*To be done*
Pictures stay out of the copy; restate everything else in the material exactly.

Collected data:
=-=-=-=-=
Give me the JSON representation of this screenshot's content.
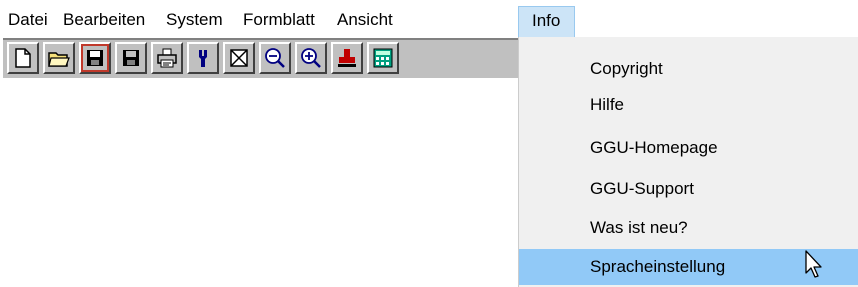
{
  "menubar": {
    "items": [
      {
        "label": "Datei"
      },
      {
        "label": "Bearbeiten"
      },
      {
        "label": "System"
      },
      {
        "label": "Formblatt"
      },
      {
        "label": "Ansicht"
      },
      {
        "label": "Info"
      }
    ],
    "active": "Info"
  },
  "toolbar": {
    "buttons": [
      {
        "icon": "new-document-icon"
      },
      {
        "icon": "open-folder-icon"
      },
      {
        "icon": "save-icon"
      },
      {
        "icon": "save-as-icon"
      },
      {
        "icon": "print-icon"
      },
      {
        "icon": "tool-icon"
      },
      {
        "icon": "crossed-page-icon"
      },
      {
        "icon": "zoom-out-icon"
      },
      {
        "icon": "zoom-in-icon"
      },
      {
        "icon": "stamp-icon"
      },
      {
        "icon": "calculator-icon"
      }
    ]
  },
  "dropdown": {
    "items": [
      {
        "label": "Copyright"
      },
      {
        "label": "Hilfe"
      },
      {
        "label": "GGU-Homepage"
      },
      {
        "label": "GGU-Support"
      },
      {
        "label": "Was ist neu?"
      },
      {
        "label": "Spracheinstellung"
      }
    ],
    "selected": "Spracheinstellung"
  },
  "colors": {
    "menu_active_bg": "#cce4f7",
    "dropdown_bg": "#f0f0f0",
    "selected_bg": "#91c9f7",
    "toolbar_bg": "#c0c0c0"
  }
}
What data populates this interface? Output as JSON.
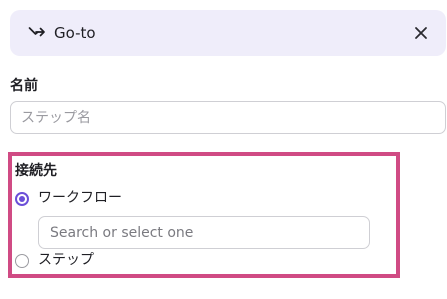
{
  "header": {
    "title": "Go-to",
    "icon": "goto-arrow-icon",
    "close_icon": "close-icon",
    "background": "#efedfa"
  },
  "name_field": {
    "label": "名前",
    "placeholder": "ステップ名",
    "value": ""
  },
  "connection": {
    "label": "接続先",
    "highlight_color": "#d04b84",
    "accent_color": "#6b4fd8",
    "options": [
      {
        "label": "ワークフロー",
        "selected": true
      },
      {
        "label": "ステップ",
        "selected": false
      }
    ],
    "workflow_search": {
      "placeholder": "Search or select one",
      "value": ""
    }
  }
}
=-=-=-=-=
*The result*
Give me the JSON representation of this screenshot's content.
{
  "menubar": {
    "items": [
      {
        "label": "Datei"
      },
      {
        "label": "Bearbeiten"
      },
      {
        "label": "System"
      },
      {
        "label": "Formblatt"
      },
      {
        "label": "Ansicht"
      },
      {
        "label": "Info"
      }
    ],
    "active": "Info"
  },
  "toolbar": {
    "buttons": [
      {
        "icon": "new-document-icon"
      },
      {
        "icon": "open-folder-icon"
      },
      {
        "icon": "save-icon"
      },
      {
        "icon": "save-as-icon"
      },
      {
        "icon": "print-icon"
      },
      {
        "icon": "tool-icon"
      },
      {
        "icon": "crossed-page-icon"
      },
      {
        "icon": "zoom-out-icon"
      },
      {
        "icon": "zoom-in-icon"
      },
      {
        "icon": "stamp-icon"
      },
      {
        "icon": "calculator-icon"
      }
    ]
  },
  "dropdown": {
    "items": [
      {
        "label": "Copyright"
      },
      {
        "label": "Hilfe"
      },
      {
        "label": "GGU-Homepage"
      },
      {
        "label": "GGU-Support"
      },
      {
        "label": "Was ist neu?"
      },
      {
        "label": "Spracheinstellung"
      }
    ],
    "selected": "Spracheinstellung"
  },
  "colors": {
    "menu_active_bg": "#cce4f7",
    "dropdown_bg": "#f0f0f0",
    "selected_bg": "#91c9f7",
    "toolbar_bg": "#c0c0c0"
  }
}
What data populates this interface? Output as JSON.
{
  "header": {
    "title": "Go-to",
    "icon": "goto-arrow-icon",
    "close_icon": "close-icon",
    "background": "#efedfa"
  },
  "name_field": {
    "label": "名前",
    "placeholder": "ステップ名",
    "value": ""
  },
  "connection": {
    "label": "接続先",
    "highlight_color": "#d04b84",
    "accent_color": "#6b4fd8",
    "options": [
      {
        "label": "ワークフロー",
        "selected": true
      },
      {
        "label": "ステップ",
        "selected": false
      }
    ],
    "workflow_search": {
      "placeholder": "Search or select one",
      "value": ""
    }
  }
}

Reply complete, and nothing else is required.